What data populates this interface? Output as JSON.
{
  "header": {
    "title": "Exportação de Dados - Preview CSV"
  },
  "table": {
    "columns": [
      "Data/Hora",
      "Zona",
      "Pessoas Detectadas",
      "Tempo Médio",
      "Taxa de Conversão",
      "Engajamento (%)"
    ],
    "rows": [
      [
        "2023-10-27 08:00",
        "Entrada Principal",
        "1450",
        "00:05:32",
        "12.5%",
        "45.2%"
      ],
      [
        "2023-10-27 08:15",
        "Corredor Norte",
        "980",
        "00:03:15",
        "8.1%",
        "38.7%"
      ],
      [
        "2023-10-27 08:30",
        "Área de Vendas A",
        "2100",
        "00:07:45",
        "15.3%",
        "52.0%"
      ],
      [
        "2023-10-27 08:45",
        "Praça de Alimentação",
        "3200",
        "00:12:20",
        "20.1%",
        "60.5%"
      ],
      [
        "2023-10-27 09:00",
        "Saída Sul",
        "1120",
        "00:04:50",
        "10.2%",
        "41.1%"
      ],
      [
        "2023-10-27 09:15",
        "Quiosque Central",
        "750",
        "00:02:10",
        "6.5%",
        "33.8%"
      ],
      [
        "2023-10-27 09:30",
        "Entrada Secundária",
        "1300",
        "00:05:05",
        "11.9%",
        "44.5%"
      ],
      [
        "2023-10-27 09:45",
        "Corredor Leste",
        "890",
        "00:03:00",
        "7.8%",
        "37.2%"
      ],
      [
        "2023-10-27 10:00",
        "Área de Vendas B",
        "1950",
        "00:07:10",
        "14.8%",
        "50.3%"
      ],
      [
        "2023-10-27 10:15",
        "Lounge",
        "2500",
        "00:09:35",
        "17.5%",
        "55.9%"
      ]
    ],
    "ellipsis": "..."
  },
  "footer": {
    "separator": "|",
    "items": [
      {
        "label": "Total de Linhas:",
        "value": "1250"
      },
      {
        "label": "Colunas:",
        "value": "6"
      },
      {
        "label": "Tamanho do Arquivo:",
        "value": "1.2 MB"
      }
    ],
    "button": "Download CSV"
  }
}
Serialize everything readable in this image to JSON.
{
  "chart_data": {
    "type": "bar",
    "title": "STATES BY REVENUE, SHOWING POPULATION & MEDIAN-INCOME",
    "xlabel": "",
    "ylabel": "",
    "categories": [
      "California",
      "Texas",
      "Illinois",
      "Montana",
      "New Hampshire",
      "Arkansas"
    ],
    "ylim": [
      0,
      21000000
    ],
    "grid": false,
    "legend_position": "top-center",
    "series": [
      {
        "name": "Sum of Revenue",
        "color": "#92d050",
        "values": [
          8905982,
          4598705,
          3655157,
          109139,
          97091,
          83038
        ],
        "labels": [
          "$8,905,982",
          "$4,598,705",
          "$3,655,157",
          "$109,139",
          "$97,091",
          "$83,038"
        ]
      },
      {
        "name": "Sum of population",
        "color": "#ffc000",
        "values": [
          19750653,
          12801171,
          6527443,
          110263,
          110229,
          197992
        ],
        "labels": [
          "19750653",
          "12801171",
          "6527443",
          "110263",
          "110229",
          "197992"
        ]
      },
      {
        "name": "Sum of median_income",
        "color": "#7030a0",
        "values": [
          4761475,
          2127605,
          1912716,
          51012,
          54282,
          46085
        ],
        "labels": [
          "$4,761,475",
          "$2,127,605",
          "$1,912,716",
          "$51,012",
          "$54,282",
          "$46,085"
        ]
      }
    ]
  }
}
...
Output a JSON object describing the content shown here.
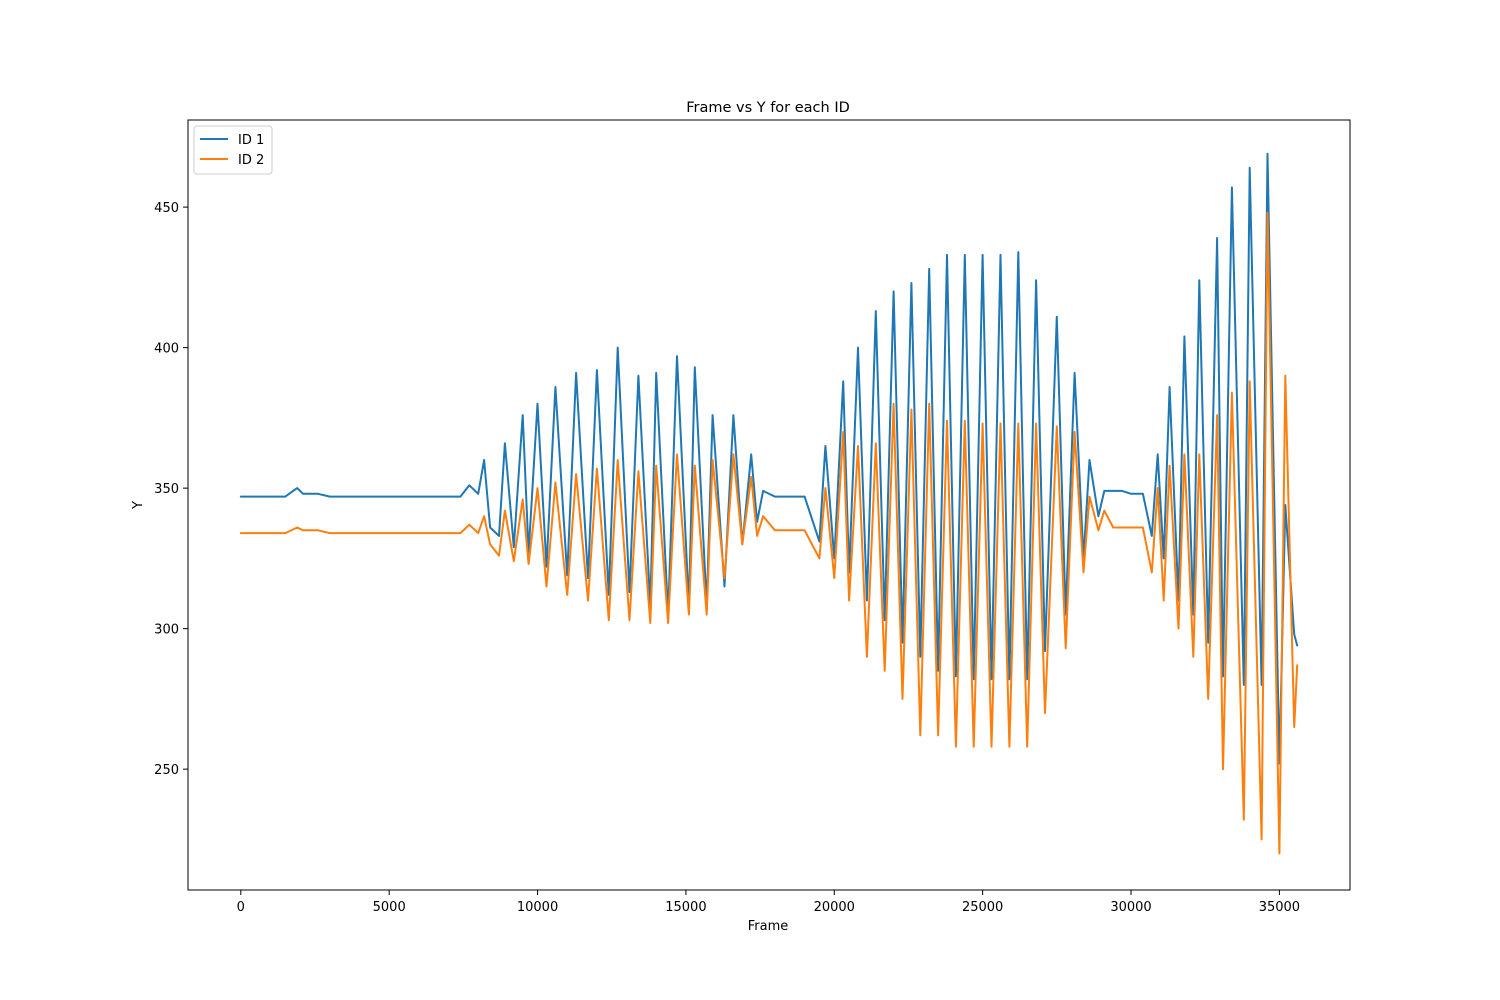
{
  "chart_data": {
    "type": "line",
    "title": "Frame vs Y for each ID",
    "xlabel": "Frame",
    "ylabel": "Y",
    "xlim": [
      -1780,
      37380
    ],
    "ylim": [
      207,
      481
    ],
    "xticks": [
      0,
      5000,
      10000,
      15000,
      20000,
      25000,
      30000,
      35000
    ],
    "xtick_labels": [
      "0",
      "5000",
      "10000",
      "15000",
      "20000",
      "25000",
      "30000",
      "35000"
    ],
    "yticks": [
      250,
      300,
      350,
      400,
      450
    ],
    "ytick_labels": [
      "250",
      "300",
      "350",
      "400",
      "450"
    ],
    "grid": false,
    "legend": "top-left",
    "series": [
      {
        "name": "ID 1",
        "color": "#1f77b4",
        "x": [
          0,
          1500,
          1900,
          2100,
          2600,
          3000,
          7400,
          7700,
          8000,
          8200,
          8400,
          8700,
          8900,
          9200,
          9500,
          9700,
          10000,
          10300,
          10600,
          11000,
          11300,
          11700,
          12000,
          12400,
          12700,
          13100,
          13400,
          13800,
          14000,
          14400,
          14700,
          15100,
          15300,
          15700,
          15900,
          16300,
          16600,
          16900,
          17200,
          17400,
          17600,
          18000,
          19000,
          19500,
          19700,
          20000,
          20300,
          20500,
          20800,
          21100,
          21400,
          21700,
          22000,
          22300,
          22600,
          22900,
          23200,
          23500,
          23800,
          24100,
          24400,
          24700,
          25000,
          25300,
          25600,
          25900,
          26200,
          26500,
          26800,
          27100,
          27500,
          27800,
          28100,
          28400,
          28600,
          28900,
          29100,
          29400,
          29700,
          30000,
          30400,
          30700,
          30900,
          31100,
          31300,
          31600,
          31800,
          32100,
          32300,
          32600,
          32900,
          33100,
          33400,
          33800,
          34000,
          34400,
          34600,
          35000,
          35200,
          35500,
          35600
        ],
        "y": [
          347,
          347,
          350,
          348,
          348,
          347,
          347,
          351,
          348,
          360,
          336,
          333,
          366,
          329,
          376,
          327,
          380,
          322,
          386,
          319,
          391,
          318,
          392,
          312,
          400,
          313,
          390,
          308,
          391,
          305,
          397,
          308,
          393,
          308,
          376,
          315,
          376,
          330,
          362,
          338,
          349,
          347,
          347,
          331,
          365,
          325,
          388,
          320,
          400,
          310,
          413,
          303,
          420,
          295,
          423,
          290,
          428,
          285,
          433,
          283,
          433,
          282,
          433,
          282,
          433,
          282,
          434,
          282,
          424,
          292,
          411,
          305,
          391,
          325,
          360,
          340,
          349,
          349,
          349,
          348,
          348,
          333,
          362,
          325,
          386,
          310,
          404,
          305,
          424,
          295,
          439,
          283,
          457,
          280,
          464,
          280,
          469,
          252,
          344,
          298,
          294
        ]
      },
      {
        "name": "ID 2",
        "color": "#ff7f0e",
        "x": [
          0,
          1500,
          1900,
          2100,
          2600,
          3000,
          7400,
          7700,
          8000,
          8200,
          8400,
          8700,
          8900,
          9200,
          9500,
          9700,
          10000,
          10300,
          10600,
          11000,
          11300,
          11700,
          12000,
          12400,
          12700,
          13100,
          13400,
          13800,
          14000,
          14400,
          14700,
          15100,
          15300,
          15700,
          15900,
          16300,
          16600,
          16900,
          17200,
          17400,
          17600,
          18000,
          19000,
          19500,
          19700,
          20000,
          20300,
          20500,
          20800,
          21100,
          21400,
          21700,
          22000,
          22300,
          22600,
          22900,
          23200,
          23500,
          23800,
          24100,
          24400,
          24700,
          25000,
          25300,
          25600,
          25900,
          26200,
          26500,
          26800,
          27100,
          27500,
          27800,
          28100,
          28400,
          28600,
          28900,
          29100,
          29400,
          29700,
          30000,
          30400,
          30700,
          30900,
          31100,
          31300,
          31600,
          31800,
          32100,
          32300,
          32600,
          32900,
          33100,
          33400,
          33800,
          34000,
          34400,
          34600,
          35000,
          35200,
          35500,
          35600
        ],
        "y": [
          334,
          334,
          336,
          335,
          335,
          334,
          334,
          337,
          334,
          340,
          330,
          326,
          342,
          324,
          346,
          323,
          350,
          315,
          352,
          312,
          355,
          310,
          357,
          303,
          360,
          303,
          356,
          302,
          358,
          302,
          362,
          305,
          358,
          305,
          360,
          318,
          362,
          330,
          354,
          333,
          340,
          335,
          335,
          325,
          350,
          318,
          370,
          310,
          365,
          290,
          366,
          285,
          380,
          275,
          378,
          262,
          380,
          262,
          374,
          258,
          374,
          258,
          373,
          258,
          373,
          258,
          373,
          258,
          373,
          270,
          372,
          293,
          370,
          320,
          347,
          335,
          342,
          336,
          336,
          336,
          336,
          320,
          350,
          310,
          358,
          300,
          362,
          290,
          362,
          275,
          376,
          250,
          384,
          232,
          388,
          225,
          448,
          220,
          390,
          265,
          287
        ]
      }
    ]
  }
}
* * *
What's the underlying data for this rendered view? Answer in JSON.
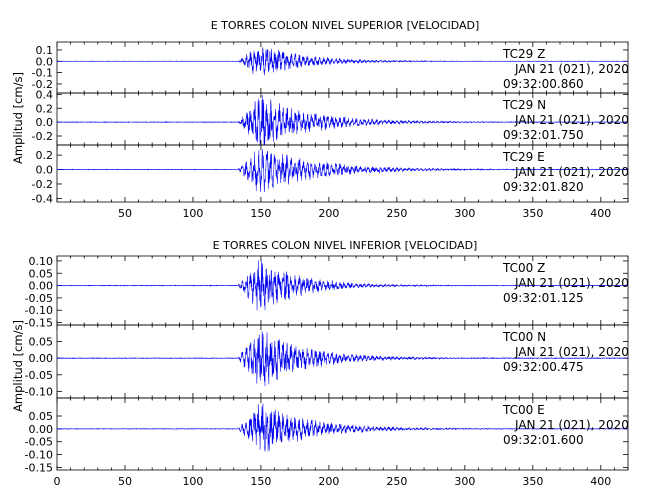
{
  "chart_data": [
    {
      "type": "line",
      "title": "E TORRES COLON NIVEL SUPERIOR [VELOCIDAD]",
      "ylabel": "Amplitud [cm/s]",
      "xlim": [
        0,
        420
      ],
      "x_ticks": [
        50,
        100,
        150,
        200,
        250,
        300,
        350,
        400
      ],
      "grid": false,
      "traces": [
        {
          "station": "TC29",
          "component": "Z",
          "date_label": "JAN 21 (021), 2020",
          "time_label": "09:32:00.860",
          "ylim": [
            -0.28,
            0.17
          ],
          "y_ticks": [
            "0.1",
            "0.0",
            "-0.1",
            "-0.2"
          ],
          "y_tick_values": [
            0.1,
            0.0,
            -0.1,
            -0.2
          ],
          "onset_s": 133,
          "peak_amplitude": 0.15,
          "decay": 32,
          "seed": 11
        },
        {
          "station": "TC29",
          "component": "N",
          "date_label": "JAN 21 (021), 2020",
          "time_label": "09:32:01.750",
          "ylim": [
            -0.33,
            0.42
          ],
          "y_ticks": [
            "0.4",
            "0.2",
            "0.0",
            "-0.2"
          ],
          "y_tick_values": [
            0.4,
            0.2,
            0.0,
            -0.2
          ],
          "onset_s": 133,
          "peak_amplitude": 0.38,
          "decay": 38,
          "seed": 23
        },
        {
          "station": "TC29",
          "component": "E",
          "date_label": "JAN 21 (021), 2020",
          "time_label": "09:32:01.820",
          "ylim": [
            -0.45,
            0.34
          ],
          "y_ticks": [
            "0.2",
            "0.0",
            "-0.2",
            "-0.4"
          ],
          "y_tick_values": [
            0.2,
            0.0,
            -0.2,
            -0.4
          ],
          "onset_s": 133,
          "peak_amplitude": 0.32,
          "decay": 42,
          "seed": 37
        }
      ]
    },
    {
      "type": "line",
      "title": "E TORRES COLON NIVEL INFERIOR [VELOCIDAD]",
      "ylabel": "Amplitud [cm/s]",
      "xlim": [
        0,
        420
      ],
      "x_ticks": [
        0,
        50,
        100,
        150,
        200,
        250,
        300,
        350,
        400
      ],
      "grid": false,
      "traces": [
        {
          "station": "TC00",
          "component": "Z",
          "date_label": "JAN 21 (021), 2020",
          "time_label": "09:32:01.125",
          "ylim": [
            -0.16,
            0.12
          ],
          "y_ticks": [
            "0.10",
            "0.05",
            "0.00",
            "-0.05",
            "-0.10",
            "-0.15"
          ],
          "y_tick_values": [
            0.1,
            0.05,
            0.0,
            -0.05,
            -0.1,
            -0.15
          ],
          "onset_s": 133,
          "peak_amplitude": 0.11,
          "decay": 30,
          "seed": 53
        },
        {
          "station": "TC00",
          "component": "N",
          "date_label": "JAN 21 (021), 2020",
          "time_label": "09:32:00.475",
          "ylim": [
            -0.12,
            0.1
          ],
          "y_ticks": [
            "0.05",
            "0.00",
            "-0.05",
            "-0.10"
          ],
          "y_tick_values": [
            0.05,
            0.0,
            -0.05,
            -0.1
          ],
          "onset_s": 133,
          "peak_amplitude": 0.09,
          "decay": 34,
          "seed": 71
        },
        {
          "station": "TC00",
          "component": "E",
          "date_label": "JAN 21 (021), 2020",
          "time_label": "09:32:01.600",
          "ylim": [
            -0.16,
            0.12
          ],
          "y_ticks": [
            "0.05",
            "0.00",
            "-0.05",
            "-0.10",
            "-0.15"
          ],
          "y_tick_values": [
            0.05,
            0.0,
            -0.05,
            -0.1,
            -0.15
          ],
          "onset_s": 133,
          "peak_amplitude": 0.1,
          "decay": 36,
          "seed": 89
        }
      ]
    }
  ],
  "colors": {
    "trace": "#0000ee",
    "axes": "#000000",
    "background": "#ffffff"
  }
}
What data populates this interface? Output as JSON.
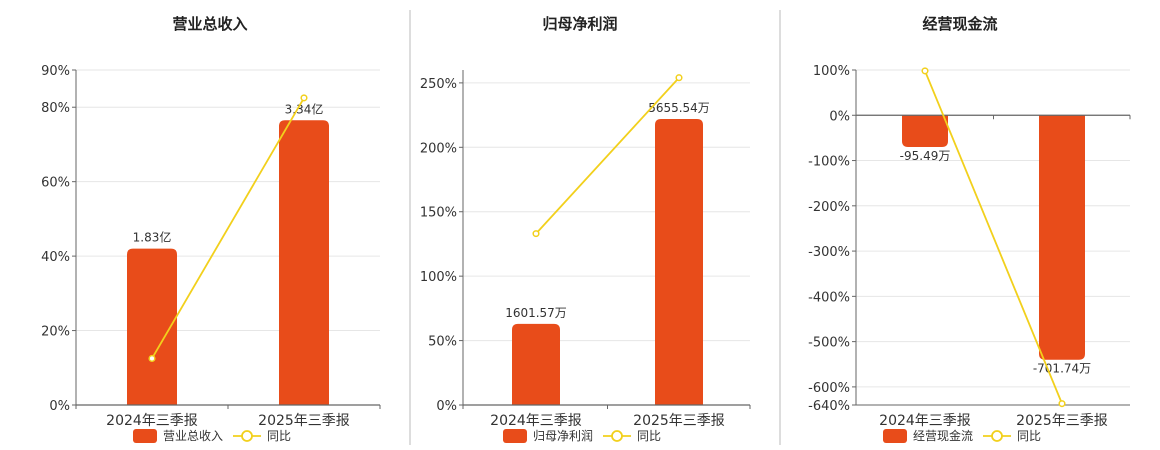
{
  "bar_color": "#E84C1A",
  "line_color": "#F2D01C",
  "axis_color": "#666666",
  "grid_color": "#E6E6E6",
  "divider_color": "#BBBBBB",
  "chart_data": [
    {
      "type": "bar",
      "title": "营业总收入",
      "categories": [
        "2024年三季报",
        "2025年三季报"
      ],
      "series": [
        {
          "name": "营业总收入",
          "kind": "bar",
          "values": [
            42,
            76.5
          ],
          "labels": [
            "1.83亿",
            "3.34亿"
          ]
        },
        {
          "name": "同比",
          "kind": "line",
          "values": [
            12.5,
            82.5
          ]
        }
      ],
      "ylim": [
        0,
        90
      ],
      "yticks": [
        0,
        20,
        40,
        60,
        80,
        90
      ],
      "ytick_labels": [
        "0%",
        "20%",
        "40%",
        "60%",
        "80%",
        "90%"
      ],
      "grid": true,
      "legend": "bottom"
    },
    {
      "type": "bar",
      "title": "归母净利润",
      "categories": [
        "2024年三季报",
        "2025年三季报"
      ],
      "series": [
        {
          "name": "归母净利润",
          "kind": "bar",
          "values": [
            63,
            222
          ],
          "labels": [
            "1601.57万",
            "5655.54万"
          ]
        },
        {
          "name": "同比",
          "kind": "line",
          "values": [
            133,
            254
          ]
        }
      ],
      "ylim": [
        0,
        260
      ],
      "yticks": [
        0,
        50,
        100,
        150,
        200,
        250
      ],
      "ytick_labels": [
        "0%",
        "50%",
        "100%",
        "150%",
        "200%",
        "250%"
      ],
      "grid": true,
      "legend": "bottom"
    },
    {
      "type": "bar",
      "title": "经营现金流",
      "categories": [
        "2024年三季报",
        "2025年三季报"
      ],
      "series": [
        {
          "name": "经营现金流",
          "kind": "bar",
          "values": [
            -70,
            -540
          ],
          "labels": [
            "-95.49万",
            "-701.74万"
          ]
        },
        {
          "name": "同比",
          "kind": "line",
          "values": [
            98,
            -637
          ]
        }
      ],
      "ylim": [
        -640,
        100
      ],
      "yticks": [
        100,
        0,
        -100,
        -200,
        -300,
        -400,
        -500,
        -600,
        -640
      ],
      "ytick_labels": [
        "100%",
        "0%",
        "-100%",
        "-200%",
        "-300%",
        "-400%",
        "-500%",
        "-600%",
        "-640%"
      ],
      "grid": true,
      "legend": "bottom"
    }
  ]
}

== Set task ==
From the listing above, return each line with the word "title".

== Answer below ==
    "title": "Exportação de Dados - Preview CSV"
    "title": "STATES BY REVENUE, SHOWING POPULATION & MEDIAN-INCOME",
    "title": "Frame vs Y for each ID",
      "title": "E TORRES COLON NIVEL SUPERIOR [VELOCIDAD]",
      "title": "E TORRES COLON NIVEL INFERIOR [VELOCIDAD]",
      "title": "营业总收入",
      "title": "归母净利润",
      "title": "经营现金流",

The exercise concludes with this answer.